List all lines of the data containing the word "chain".

[Dataset rows]
++++++++++
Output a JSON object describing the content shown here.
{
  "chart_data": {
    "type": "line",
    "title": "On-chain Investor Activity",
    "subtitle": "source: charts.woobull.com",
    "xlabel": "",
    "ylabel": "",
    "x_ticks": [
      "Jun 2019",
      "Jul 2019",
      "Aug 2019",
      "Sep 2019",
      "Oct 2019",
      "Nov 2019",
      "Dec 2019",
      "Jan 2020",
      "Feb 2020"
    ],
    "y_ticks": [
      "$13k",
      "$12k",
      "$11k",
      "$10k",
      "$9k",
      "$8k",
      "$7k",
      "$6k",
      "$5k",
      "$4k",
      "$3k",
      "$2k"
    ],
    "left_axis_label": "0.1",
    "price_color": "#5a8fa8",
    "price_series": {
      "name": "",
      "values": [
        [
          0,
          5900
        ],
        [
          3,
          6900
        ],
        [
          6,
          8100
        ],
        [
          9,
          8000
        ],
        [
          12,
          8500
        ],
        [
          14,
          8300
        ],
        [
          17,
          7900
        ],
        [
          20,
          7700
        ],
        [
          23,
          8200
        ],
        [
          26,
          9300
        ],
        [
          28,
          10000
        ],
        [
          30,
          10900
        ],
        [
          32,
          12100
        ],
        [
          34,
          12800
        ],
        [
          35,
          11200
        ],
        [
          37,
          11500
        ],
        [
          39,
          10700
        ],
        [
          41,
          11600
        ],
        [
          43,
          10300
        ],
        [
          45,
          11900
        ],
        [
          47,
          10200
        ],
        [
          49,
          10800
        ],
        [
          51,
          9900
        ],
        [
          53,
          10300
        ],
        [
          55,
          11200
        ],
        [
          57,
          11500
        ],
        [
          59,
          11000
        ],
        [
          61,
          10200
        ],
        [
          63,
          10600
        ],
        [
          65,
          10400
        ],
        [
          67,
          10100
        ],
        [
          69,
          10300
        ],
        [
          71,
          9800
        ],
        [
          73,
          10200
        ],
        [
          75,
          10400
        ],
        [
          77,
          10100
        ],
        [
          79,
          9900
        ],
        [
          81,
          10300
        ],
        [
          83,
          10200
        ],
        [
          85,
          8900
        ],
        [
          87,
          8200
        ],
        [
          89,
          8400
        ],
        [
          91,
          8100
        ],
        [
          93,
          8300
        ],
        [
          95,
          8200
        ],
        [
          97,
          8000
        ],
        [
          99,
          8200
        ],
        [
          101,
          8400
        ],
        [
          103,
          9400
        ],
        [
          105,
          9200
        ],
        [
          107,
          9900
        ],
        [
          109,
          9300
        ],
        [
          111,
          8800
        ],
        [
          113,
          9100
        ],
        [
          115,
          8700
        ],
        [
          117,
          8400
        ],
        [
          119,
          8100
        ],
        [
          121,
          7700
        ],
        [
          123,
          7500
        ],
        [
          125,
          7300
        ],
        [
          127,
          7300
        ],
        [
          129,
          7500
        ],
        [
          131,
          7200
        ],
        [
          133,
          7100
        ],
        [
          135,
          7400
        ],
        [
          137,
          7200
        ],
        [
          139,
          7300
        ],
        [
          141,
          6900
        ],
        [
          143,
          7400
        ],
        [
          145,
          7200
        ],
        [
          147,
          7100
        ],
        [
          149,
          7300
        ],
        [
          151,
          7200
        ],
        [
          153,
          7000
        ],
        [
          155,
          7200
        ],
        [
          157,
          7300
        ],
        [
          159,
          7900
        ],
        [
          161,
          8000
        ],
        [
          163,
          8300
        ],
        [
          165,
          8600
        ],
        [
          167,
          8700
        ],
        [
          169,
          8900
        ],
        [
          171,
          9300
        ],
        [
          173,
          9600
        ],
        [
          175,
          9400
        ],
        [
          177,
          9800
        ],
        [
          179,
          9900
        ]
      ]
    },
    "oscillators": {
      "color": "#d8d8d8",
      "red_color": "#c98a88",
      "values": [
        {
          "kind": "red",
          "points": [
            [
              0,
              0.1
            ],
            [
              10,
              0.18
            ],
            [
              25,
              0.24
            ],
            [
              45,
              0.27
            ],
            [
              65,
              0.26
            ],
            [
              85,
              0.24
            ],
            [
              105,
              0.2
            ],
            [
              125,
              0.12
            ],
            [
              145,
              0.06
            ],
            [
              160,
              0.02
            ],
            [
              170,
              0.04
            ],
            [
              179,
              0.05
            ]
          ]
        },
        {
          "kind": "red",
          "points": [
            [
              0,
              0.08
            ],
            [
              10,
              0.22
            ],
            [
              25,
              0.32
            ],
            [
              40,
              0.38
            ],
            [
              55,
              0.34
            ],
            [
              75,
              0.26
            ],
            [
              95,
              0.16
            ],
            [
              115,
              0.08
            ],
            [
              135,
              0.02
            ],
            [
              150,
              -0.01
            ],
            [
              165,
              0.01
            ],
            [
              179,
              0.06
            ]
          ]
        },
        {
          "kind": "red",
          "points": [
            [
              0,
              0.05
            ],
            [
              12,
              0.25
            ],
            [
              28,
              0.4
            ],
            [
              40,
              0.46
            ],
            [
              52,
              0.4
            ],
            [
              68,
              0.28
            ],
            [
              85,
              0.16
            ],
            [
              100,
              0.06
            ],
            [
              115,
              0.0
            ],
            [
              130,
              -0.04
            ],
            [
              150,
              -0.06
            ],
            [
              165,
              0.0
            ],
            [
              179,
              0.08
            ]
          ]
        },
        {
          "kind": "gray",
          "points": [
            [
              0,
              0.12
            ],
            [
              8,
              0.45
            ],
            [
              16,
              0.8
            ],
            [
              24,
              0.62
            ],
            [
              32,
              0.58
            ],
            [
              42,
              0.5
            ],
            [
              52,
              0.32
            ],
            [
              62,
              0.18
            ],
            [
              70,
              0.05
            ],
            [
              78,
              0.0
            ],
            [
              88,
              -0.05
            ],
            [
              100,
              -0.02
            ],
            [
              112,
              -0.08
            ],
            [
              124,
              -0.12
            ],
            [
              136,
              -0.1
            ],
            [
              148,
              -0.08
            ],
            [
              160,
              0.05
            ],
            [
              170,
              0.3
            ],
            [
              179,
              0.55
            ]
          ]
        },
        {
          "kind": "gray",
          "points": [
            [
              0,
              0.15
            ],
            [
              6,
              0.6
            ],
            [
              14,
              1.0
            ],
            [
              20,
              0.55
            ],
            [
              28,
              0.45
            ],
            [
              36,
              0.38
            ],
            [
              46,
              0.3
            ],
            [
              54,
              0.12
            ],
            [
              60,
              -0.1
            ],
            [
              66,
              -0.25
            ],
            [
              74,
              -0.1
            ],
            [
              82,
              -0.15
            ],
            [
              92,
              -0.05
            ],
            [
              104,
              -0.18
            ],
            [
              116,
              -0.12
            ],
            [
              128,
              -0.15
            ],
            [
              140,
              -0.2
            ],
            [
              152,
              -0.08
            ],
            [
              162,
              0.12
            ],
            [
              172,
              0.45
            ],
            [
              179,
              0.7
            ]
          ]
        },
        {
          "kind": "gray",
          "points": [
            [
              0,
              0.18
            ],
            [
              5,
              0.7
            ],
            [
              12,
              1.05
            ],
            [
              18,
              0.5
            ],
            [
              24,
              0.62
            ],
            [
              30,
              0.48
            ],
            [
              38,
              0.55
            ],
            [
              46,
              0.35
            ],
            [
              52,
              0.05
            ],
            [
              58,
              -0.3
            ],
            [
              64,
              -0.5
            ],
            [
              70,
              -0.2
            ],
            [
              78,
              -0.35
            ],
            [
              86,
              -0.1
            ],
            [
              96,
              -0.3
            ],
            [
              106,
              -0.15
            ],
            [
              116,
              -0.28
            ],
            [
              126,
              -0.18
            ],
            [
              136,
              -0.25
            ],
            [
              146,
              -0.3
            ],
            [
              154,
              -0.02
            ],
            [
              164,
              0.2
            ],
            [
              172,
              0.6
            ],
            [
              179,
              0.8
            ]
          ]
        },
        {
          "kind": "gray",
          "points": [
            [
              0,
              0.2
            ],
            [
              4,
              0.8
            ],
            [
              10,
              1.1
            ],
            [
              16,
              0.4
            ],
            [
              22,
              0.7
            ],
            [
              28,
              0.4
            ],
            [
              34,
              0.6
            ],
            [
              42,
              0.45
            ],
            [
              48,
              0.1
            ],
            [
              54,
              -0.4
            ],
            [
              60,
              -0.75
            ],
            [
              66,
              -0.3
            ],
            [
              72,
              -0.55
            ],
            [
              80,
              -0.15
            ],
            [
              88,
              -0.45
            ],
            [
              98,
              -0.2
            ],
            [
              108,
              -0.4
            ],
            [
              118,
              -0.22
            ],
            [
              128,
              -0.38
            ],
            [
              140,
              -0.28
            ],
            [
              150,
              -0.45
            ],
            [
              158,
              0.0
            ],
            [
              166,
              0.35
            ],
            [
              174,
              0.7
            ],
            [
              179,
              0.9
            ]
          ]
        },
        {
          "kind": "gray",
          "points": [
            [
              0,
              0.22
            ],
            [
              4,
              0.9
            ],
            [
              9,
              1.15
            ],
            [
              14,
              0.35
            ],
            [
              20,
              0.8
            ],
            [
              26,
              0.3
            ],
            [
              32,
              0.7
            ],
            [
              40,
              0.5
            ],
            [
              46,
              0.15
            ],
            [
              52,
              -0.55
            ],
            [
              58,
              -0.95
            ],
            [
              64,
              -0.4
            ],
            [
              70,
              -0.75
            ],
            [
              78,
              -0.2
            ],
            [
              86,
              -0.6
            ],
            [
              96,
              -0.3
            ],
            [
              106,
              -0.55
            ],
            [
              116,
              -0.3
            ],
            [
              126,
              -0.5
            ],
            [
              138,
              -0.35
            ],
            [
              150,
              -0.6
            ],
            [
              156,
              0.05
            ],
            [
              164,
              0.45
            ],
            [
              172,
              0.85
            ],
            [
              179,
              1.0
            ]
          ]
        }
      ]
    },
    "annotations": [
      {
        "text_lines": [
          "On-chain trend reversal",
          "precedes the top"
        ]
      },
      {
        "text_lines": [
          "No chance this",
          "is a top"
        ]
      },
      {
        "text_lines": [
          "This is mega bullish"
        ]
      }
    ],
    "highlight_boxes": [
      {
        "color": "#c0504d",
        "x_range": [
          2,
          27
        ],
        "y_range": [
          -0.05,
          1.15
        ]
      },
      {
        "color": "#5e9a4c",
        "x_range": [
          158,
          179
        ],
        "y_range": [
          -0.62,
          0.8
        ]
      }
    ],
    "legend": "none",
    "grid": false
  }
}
++++++++++
• Right answer:
    "title": "On-chain Investor Activity",
          "On-chain trend reversal",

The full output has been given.